**Exercise task 1:** Retype the lines of the records starting at the one containing "formula-condition-legend: 公式条件 bbox=[20, 146, 73, 163]" and ending at the one containing "divider bbox=[20, 236, 558, 237]", including both of those lines.

**Supplied passage:**
▶

Friday, 23 January 2015
Debut Spotlight: Karen Power
As well as reviewing her debut novel Butterfly Barn, which will be uploaded this afternoon, Emma also asked Karen a few questions to enable us to get to discover a little more about her novel and writing process.
Karen Power lives with her family in County Waterford. She has spent many years working in the travel industry and currently delivers training in communications and tourism. Butterfly Barn is her first novel.
Grace Fitzgerald hopes to sign a contract with an American cruise corporation to bring cruise liners to the idyllic coastal town of Bayrush, in Ireland. Her fiancé, Dirk, doesn’t seem to grasp just how important the business is to her. On her way through Dublin Airport, Grace catches a glimpse of Jack Leslie, her first love. He’s married now but he still has the power to turn her knees to jelly. Grace is about to make the biggest decision of her life. Will it be the right one?
Jessie McGrath is happily married to Geoff, and together they run a small equestrian centre on the outskirts of Bayrush. Jessie is finally pregnant with her second child, and life couldn’t be better. But will their dreams come true or will they fall to pieces?

◀

**Layout annotation records:**
▶

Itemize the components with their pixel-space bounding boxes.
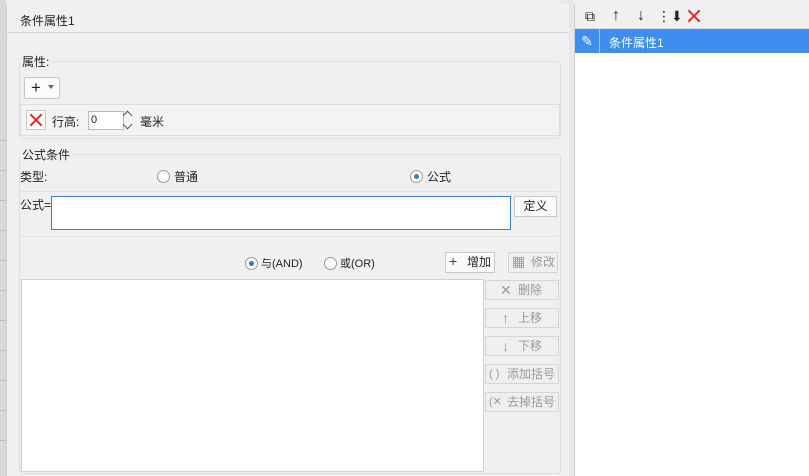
formula-condition-legend: 公式条件 bbox=[20, 146, 73, 163]
arrow-down-icon: ↓ bbox=[502, 338, 509, 354]
add-attribute-button[interactable]: + bbox=[24, 77, 60, 99]
remove-attribute-button[interactable] bbox=[26, 110, 46, 130]
row-height-value: 0 bbox=[91, 114, 98, 126]
type-normal-label[interactable]: 普通 bbox=[174, 168, 198, 185]
unit-label: 毫米 bbox=[140, 115, 165, 129]
add-bracket-label: 添加括号 bbox=[507, 367, 556, 381]
divider bbox=[20, 236, 558, 237]
formula-input[interactable] bbox=[51, 196, 511, 230]
copy-icon[interactable]: ⧉ bbox=[581, 7, 599, 25]
move-up-button[interactable]: ↑ 上移 bbox=[485, 308, 559, 328]
title-divider bbox=[7, 32, 569, 33]
dialog-title: 条件属性1 bbox=[20, 14, 75, 28]
chevron-down-icon bbox=[122, 119, 133, 130]
row-height-stepper[interactable] bbox=[122, 110, 134, 130]
type-normal-radio[interactable] bbox=[157, 170, 170, 183]
delete-icon[interactable] bbox=[685, 7, 703, 25]
close-icon bbox=[687, 9, 701, 23]
row-height-label: 行高: bbox=[52, 115, 80, 129]
move-up-label: 上移 bbox=[518, 311, 543, 325]
panel-toolbar: ⧉ ↑ ↓ ⋮⬇ bbox=[575, 4, 809, 29]
add-condition-button[interactable]: + 增加 bbox=[445, 252, 495, 273]
arrow-down-icon[interactable]: ↓ bbox=[632, 7, 650, 25]
add-condition-label: 增加 bbox=[467, 255, 492, 269]
type-label: 类型: bbox=[20, 170, 48, 184]
define-label: 定义 bbox=[523, 199, 548, 213]
close-icon: ✕ bbox=[500, 282, 512, 298]
close-icon bbox=[29, 113, 43, 127]
move-down-label: 下移 bbox=[518, 339, 543, 353]
move-down-button[interactable]: ↓ 下移 bbox=[485, 336, 559, 356]
bracket-icon: ( ) bbox=[489, 368, 500, 380]
delete-condition-button[interactable]: ✕ 删除 bbox=[485, 280, 559, 300]
move-bottom-icon[interactable]: ⋮⬇ bbox=[657, 7, 683, 25]
formula-label: 公式= bbox=[20, 198, 52, 212]
logic-and-label[interactable]: 与(AND) bbox=[261, 255, 303, 271]
add-bracket-button[interactable]: ( ) 添加括号 bbox=[485, 364, 559, 384]
plus-icon: + bbox=[449, 253, 458, 269]
plus-icon: + bbox=[31, 78, 41, 97]
type-formula-radio[interactable] bbox=[410, 170, 423, 183]
arrow-up-icon: ↑ bbox=[502, 310, 509, 326]
remove-bracket-icon: (✕ bbox=[489, 396, 502, 408]
pencil-icon[interactable]: ✎ bbox=[575, 29, 600, 53]
list-item[interactable]: ✎ 条件属性1 bbox=[575, 29, 809, 53]
type-formula-label[interactable]: 公式 bbox=[427, 168, 451, 185]
delete-condition-label: 删除 bbox=[518, 283, 543, 297]
logic-and-radio[interactable] bbox=[245, 257, 258, 270]
modify-condition-label: 修改 bbox=[531, 255, 556, 269]
arrow-up-icon[interactable]: ↑ bbox=[607, 7, 625, 25]
modify-icon: ▦ bbox=[512, 253, 526, 269]
logic-or-label[interactable]: 或(OR) bbox=[340, 255, 375, 271]
row-height-input[interactable]: 0 bbox=[88, 111, 124, 130]
logic-or-radio[interactable] bbox=[324, 257, 337, 270]
remove-bracket-label: 去掉括号 bbox=[507, 395, 556, 409]
define-button[interactable]: 定义 bbox=[514, 196, 557, 217]
modify-condition-button[interactable]: ▦ 修改 bbox=[508, 252, 558, 273]
remove-bracket-button[interactable]: (✕ 去掉括号 bbox=[485, 392, 559, 412]
list-item-label: 条件属性1 bbox=[609, 36, 664, 50]
attribute-legend: 属性: bbox=[20, 53, 52, 70]
chevron-down-icon bbox=[48, 85, 54, 89]
divider bbox=[20, 191, 558, 192]
condition-list[interactable] bbox=[21, 279, 484, 472]
condition-list-panel: ⧉ ↑ ↓ ⋮⬇ ✎ 条件属性1 bbox=[574, 4, 809, 476]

◀

**Exercise task 2:** Can you summarize the debut spotlight post in two sentences?

**Full output 1:**
formula-condition-legend: 公式条件 bbox=[20, 146, 73, 163]
arrow-down-icon: ↓ bbox=[502, 338, 509, 354]
add-attribute-button[interactable]: + bbox=[24, 77, 60, 99]
remove-attribute-button[interactable] bbox=[26, 110, 46, 130]
row-height-value: 0 bbox=[91, 114, 98, 126]
type-normal-label[interactable]: 普通 bbox=[174, 168, 198, 185]
unit-label: 毫米 bbox=[140, 115, 165, 129]
add-bracket-label: 添加括号 bbox=[507, 367, 556, 381]
divider bbox=[20, 236, 558, 237]

**Full output 2:** The post introduces Karen Power, who lives with her family in County Waterford, has spent many years in the travel industry, and has written a first novel, Butterfly Barn, which Emma reviewed and asked her questions about. The novel's description presents Grace Fitzgerald, who hopes to bring cruise liners to the Irish coastal town of Bayrush and glimpses her first love Jack Leslie, and Jessie McGrath, who runs an equestrian centre near Bayrush with her husband Geoff and is pregnant with her second child.